— BEGIN PROVIDED DATA —

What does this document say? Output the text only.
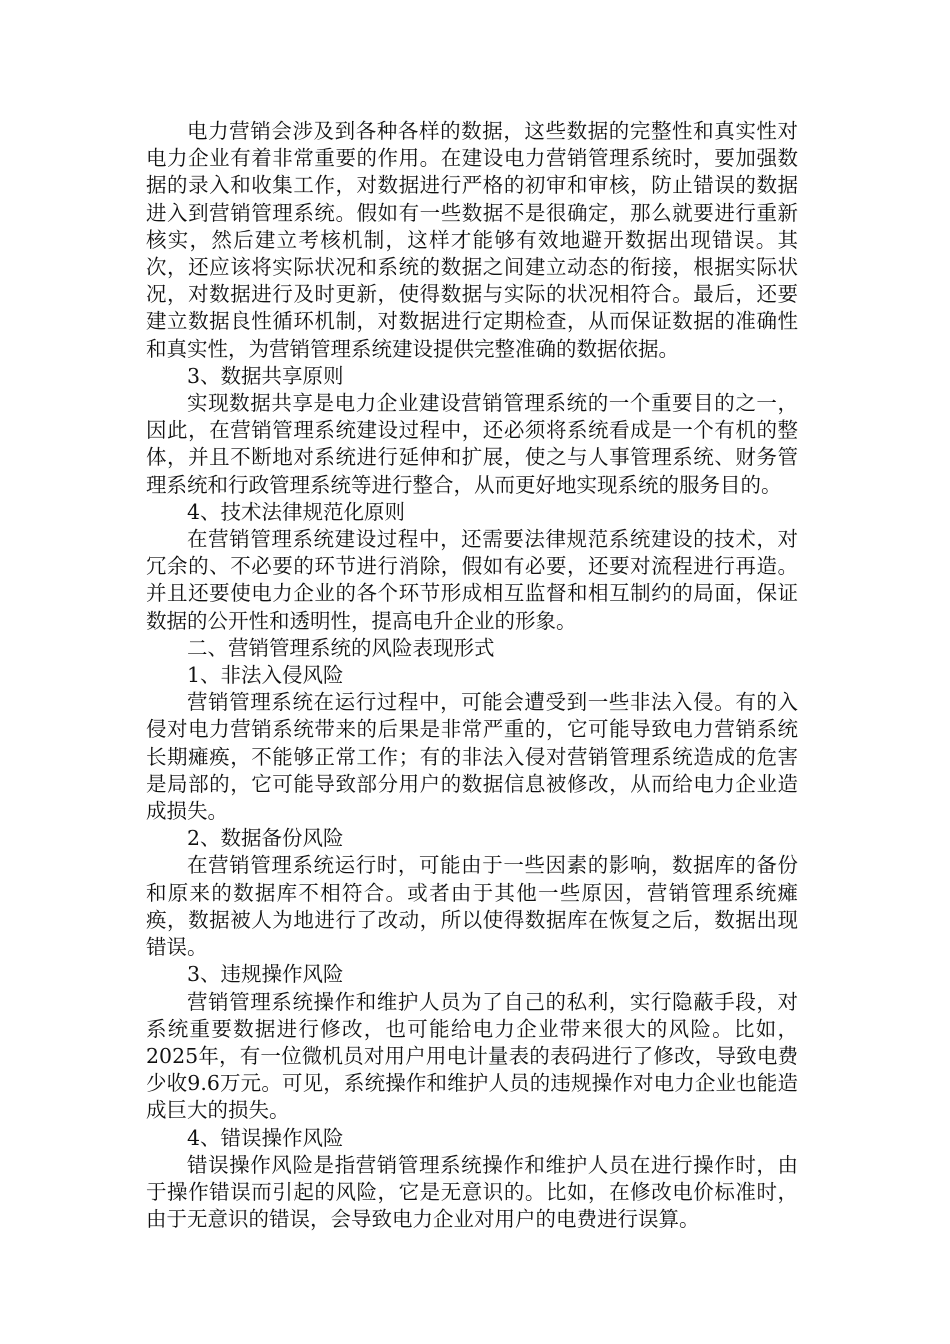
电力营销会涉及到各种各样的数据，这些数据的完整性和真实性对电力企业有着非常重要的作用。在建设电力营销管理系统时，要加强数据的录入和收集工作，对数据进行严格的初审和审核，防止错误的数据进入到营销管理系统。假如有一些数据不是很确定，那么就要进行重新核实，然后建立考核机制，这样才能够有效地避开数据出现错误。其次，还应该将实际状况和系统的数据之间建立动态的衔接，根据实际状况，对数据进行及时更新，使得数据与实际的状况相符合。最后，还要建立数据良性循环机制，对数据进行定期检查，从而保证数据的准确性和真实性，为营销管理系统建设提供完整准确的数据依据。

3、数据共享原则

实现数据共享是电力企业建设营销管理系统的一个重要目的之一，因此，在营销管理系统建设过程中，还必须将系统看成是一个有机的整体，并且不断地对系统进行延伸和扩展，使之与人事管理系统、财务管理系统和行政管理系统等进行整合，从而更好地实现系统的服务目的。

4、技术法律规范化原则

在营销管理系统建设过程中，还需要法律规范系统建设的技术，对冗余的、不必要的环节进行消除，假如有必要，还要对流程进行再造。并且还要使电力企业的各个环节形成相互监督和相互制约的局面，保证数据的公开性和透明性，提高电升企业的形象。

二、营销管理系统的风险表现形式

1、非法入侵风险

营销管理系统在运行过程中，可能会遭受到一些非法入侵。有的入侵对电力营销系统带来的后果是非常严重的，它可能导致电力营销系统长期瘫痪，不能够正常工作；有的非法入侵对营销管理系统造成的危害是局部的，它可能导致部分用户的数据信息被修改，从而给电力企业造成损失。

2、数据备份风险

在营销管理系统运行时，可能由于一些因素的影响，数据库的备份和原来的数据库不相符合。或者由于其他一些原因，营销管理系统瘫痪，数据被人为地进行了改动，所以使得数据库在恢复之后，数据出现错误。

3、违规操作风险

营销管理系统操作和维护人员为了自己的私利，实行隐蔽手段，对系统重要数据进行修改，也可能给电力企业带来很大的风险。比如，2025年，有一位微机员对用户用电计量表的表码进行了修改，导致电费少收9.6万元。可见，系统操作和维护人员的违规操作对电力企业也能造成巨大的损失。

4、错误操作风险

错误操作风险是指营销管理系统操作和维护人员在进行操作时，由于操作错误而引起的风险，它是无意识的。比如，在修改电价标准时，由于无意识的错误，会导致电力企业对用户的电费进行误算。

— END PROVIDED DATA —

YOUR TASK =
All of the data needs repeating exactly, but the pictures do not.

WRITTEN ANSWER =
What does this document say? Output the text only.
电力营销会涉及到各种各样的数据，这些数据的完整性和真实性对电力企业有着非常重要的作用。在建设电力营销管理系统时，要加强数据的录入和收集工作，对数据进行严格的初审和审核，防止错误的数据进入到营销管理系统。假如有一些数据不是很确定，那么就要进行重新核实，然后建立考核机制，这样才能够有效地避开数据出现错误。其次，还应该将实际状况和系统的数据之间建立动态的衔接，根据实际状况，对数据进行及时更新，使得数据与实际的状况相符合。最后，还要建立数据良性循环机制，对数据进行定期检查，从而保证数据的准确性和真实性，为营销管理系统建设提供完整准确的数据依据。

3、数据共享原则

实现数据共享是电力企业建设营销管理系统的一个重要目的之一，因此，在营销管理系统建设过程中，还必须将系统看成是一个有机的整体，并且不断地对系统进行延伸和扩展，使之与人事管理系统、财务管理系统和行政管理系统等进行整合，从而更好地实现系统的服务目的。

4、技术法律规范化原则

在营销管理系统建设过程中，还需要法律规范系统建设的技术，对冗余的、不必要的环节进行消除，假如有必要，还要对流程进行再造。并且还要使电力企业的各个环节形成相互监督和相互制约的局面，保证数据的公开性和透明性，提高电升企业的形象。

二、营销管理系统的风险表现形式

1、非法入侵风险

营销管理系统在运行过程中，可能会遭受到一些非法入侵。有的入侵对电力营销系统带来的后果是非常严重的，它可能导致电力营销系统长期瘫痪，不能够正常工作；有的非法入侵对营销管理系统造成的危害是局部的，它可能导致部分用户的数据信息被修改，从而给电力企业造成损失。

2、数据备份风险

在营销管理系统运行时，可能由于一些因素的影响，数据库的备份和原来的数据库不相符合。或者由于其他一些原因，营销管理系统瘫痪，数据被人为地进行了改动，所以使得数据库在恢复之后，数据出现错误。

3、违规操作风险

营销管理系统操作和维护人员为了自己的私利，实行隐蔽手段，对系统重要数据进行修改，也可能给电力企业带来很大的风险。比如，2025年，有一位微机员对用户用电计量表的表码进行了修改，导致电费少收9.6万元。可见，系统操作和维护人员的违规操作对电力企业也能造成巨大的损失。

4、错误操作风险

错误操作风险是指营销管理系统操作和维护人员在进行操作时，由于操作错误而引起的风险，它是无意识的。比如，在修改电价标准时，由于无意识的错误，会导致电力企业对用户的电费进行误算。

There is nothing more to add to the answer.